## begin RECORDS FOR THE EXERCISE
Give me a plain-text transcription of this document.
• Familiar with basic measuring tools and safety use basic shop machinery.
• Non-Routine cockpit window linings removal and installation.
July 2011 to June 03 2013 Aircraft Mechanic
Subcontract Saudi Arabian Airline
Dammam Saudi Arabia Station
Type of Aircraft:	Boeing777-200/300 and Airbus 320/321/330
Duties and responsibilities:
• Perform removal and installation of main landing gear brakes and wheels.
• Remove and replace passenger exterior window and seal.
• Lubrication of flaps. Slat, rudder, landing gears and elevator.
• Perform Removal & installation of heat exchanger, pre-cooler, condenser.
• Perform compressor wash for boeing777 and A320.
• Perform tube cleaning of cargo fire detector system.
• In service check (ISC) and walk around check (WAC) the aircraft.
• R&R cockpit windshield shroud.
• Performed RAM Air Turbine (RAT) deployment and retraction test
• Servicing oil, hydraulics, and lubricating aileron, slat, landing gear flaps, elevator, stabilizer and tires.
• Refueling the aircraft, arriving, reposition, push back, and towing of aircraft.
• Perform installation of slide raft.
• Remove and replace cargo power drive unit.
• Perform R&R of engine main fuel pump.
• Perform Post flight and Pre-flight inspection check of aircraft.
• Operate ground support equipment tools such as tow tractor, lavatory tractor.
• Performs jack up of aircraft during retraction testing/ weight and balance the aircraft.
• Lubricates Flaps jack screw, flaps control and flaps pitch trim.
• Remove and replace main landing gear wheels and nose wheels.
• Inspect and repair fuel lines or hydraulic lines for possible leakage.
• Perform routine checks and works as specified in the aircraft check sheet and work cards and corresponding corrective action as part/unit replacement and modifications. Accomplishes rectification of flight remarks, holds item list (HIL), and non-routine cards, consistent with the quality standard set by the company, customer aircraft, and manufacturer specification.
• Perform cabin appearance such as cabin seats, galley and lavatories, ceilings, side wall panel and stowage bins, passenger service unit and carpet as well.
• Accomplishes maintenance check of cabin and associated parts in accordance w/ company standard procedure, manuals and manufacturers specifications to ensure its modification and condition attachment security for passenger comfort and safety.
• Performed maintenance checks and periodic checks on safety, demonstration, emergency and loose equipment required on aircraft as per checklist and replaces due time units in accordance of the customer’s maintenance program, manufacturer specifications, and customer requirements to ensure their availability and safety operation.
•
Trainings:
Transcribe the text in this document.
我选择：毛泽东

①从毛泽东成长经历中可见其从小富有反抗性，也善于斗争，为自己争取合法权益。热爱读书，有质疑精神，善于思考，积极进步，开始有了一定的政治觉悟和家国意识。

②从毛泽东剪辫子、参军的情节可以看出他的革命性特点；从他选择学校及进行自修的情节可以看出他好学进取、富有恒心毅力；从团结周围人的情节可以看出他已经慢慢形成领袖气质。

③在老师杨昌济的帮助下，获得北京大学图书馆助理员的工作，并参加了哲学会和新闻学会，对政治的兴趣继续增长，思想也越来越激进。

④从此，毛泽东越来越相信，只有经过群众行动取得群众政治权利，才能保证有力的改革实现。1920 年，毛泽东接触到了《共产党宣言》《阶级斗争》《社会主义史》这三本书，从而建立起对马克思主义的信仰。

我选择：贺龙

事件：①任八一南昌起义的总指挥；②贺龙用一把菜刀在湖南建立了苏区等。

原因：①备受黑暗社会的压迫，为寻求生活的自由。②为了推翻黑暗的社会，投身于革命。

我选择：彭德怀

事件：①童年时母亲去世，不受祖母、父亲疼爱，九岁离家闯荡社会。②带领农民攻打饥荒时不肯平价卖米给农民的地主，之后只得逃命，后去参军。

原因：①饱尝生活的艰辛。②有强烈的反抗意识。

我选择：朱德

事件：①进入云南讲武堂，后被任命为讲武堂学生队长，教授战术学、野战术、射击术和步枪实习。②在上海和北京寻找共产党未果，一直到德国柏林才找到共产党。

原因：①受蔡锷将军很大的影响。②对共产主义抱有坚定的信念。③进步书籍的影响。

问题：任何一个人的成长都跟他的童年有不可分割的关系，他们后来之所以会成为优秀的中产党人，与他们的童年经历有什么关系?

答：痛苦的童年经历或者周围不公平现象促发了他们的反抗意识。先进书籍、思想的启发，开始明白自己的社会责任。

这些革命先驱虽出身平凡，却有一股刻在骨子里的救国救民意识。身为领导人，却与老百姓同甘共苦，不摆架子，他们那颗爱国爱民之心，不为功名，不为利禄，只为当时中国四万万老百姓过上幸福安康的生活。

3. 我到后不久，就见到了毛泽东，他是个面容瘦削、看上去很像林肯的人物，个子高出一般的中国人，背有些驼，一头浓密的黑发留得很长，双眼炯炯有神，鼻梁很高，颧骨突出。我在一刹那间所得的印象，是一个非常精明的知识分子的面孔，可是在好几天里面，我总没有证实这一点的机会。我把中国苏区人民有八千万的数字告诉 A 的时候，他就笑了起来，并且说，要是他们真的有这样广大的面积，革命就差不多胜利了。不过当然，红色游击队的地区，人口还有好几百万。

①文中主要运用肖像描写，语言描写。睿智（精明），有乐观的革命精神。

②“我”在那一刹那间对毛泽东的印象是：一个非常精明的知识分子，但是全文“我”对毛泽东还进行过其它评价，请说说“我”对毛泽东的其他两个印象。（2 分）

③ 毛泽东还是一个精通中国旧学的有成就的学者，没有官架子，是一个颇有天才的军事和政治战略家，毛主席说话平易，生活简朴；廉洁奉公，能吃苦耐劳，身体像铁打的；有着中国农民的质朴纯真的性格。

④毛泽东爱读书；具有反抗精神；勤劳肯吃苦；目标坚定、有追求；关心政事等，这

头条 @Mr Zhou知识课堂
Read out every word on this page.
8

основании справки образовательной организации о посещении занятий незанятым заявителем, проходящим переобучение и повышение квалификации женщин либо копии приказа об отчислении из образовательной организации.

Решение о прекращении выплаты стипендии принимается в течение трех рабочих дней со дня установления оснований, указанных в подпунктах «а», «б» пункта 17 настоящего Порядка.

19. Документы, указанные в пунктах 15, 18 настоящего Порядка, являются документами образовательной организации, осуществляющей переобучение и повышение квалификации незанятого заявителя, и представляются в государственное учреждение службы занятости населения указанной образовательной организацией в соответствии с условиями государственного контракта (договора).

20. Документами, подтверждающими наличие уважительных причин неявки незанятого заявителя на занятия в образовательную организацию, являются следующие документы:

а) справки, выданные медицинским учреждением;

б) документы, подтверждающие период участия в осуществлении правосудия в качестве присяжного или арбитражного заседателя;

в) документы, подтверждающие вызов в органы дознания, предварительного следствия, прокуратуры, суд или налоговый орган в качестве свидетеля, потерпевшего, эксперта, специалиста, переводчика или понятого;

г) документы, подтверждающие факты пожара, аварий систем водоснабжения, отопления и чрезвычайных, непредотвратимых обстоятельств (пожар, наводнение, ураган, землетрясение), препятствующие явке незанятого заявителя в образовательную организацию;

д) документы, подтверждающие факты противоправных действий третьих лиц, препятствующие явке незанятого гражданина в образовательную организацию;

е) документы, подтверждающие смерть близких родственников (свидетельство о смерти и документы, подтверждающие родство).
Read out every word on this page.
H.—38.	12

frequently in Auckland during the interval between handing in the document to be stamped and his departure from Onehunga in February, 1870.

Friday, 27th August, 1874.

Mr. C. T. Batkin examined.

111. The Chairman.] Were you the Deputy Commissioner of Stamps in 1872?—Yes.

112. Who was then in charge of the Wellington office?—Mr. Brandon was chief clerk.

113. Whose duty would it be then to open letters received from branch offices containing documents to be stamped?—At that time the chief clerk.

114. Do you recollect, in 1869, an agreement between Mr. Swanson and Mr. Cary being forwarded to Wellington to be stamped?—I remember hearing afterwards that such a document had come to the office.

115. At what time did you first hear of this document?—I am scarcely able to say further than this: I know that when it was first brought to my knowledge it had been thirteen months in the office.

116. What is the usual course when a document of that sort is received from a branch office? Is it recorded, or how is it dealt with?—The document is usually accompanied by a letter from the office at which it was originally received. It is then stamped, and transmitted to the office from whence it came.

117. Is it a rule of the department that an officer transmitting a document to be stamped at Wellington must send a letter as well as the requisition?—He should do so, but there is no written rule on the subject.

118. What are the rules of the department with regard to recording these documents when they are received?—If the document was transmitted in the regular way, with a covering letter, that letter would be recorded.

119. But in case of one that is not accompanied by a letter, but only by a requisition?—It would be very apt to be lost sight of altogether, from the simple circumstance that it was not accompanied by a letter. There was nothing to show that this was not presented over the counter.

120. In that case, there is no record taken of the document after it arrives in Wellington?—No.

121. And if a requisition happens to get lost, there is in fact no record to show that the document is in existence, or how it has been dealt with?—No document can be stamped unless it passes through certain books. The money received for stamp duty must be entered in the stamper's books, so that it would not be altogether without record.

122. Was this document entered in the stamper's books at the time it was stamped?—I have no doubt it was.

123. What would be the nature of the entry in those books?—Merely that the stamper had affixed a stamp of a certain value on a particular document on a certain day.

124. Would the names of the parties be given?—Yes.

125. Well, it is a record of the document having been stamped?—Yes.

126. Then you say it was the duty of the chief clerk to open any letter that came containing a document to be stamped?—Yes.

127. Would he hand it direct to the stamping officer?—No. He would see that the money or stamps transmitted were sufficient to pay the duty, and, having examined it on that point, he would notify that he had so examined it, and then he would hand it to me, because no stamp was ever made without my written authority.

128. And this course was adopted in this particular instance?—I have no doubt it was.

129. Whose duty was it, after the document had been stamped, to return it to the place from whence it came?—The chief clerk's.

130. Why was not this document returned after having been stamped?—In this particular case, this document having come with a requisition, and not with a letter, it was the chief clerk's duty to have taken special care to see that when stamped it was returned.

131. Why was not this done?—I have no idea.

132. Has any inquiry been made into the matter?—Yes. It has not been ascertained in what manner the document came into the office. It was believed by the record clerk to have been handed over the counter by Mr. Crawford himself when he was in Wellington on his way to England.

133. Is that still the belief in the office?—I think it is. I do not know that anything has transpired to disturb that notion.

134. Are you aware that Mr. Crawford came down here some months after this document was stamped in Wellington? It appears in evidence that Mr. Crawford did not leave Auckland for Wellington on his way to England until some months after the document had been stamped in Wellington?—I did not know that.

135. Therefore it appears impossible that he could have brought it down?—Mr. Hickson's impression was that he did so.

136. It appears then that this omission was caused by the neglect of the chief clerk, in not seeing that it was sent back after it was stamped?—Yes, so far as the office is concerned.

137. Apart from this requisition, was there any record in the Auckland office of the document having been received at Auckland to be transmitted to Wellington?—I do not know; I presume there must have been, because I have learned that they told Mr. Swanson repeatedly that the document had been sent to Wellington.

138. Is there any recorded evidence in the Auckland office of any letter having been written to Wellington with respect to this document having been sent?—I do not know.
## end RECORDS FOR THE EXERCISE
Using the records given above, list every line that includes the word "Whose".

113. Whose duty would it be then to open letters received from branch offices containing documents to be stamped?—At that time the chief clerk.
129. Whose duty was it, after the document had been stamped, to return it to the place from whence it came?—The chief clerk's.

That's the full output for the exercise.